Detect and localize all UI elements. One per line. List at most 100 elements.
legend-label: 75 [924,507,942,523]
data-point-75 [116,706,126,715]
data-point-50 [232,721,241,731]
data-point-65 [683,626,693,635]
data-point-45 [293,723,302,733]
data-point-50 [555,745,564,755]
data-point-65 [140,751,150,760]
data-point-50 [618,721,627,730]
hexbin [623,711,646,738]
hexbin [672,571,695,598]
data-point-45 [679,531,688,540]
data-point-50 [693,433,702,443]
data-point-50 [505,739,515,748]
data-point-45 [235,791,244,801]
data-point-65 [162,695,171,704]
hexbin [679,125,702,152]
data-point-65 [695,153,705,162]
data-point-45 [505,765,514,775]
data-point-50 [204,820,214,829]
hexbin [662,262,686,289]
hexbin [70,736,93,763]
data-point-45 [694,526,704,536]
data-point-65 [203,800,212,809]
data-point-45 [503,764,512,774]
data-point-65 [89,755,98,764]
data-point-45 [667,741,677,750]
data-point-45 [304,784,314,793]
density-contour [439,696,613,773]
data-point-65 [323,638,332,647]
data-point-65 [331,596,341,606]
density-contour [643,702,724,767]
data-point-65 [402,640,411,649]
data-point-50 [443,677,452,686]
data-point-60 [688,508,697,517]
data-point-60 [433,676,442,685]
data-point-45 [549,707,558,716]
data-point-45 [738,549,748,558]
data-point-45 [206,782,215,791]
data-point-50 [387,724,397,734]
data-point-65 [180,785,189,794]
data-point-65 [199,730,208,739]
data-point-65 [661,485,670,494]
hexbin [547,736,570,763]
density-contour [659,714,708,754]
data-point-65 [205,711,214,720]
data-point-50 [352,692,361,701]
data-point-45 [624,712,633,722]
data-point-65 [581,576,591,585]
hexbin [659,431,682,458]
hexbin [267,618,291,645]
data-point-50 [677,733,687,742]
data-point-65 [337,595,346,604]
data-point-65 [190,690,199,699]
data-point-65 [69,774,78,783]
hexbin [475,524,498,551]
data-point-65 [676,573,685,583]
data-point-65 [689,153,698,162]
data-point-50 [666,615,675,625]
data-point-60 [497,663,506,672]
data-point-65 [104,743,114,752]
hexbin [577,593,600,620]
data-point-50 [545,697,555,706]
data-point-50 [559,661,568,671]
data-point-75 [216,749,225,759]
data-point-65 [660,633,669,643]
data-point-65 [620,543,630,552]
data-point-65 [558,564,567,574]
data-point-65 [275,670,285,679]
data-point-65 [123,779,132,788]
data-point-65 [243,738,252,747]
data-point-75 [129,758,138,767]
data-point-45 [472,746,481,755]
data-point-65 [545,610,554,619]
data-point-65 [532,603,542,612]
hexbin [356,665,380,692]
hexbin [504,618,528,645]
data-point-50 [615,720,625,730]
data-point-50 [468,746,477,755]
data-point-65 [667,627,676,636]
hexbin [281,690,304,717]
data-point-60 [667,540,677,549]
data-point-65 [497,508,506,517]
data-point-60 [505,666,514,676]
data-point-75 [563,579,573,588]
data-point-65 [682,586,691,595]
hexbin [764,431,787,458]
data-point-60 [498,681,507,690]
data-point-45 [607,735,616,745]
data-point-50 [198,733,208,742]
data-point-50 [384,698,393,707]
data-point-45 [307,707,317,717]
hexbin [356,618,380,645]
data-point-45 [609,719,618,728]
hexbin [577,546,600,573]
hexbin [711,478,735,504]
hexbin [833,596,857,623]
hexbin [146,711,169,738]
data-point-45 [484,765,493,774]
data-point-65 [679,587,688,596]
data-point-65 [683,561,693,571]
-*-*-
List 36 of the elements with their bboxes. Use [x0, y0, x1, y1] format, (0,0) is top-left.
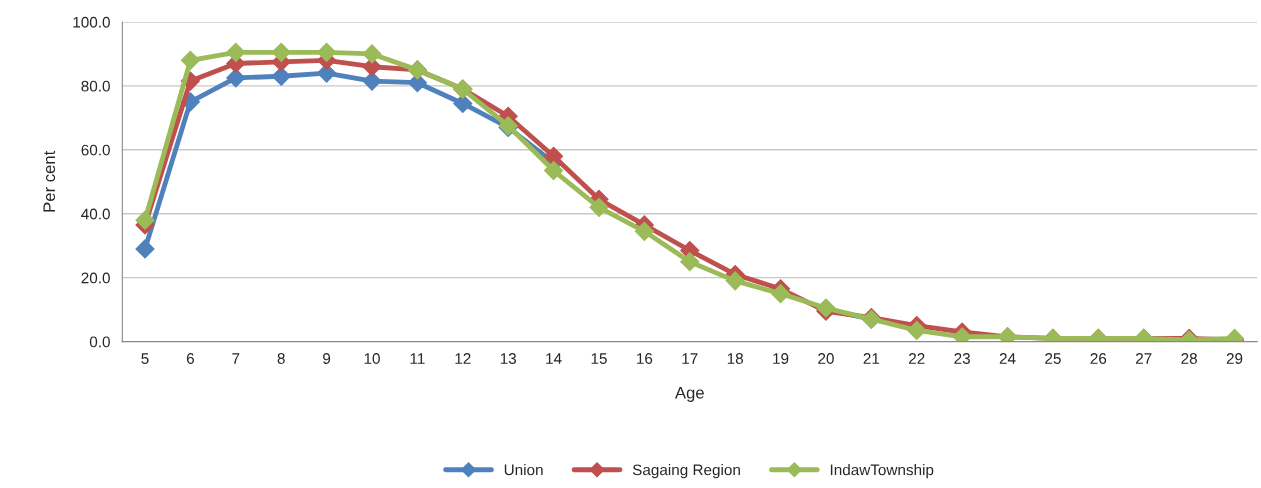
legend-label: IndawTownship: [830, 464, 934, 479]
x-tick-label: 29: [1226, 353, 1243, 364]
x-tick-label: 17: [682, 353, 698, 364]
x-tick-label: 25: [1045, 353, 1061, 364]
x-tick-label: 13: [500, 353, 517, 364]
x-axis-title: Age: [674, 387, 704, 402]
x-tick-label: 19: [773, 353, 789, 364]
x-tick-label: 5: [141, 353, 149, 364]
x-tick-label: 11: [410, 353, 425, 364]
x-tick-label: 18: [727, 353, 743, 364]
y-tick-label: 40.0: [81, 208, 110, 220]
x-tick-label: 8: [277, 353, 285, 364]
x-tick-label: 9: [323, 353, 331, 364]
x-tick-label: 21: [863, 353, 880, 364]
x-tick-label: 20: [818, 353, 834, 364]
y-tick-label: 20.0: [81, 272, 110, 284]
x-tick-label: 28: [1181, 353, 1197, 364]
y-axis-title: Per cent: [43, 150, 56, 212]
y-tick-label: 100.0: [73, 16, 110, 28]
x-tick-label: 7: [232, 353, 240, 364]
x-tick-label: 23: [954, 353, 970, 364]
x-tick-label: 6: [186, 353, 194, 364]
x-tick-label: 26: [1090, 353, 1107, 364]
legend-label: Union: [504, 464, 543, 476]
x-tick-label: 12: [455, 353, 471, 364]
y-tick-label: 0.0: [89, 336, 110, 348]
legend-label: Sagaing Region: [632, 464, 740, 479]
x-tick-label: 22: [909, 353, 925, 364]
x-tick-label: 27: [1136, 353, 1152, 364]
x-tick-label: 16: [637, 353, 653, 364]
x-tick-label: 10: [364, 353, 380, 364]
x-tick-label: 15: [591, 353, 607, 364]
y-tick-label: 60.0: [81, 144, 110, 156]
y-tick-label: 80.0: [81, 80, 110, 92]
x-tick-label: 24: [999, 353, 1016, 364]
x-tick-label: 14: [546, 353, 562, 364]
-*-*-
Votre objectif:
Recopiez tel quel le passage du matériel allant de la ligne contenant « Detect and localize » jusqu'à celle contenant « data-point-65 [661,485,670,494] », ces deux lignes comprises.

Réponse rédigée:
Detect and localize all UI elements. One per line. List at most 100 elements.
legend-label: 75 [924,507,942,523]
data-point-75 [116,706,126,715]
data-point-50 [232,721,241,731]
data-point-65 [683,626,693,635]
data-point-45 [293,723,302,733]
data-point-50 [555,745,564,755]
data-point-65 [140,751,150,760]
data-point-50 [618,721,627,730]
hexbin [623,711,646,738]
hexbin [672,571,695,598]
data-point-45 [679,531,688,540]
data-point-50 [693,433,702,443]
data-point-50 [505,739,515,748]
data-point-45 [235,791,244,801]
data-point-65 [162,695,171,704]
hexbin [679,125,702,152]
data-point-65 [695,153,705,162]
data-point-45 [505,765,514,775]
data-point-50 [204,820,214,829]
hexbin [662,262,686,289]
hexbin [70,736,93,763]
data-point-45 [694,526,704,536]
data-point-65 [203,800,212,809]
data-point-45 [503,764,512,774]
data-point-65 [89,755,98,764]
data-point-45 [667,741,677,750]
data-point-45 [304,784,314,793]
density-contour [439,696,613,773]
data-point-65 [323,638,332,647]
data-point-65 [331,596,341,606]
density-contour [643,702,724,767]
data-point-65 [402,640,411,649]
data-point-50 [443,677,452,686]
data-point-60 [688,508,697,517]
data-point-60 [433,676,442,685]
data-point-45 [549,707,558,716]
data-point-45 [738,549,748,558]
data-point-45 [206,782,215,791]
data-point-50 [387,724,397,734]
data-point-65 [180,785,189,794]
data-point-65 [199,730,208,739]
data-point-65 [661,485,670,494]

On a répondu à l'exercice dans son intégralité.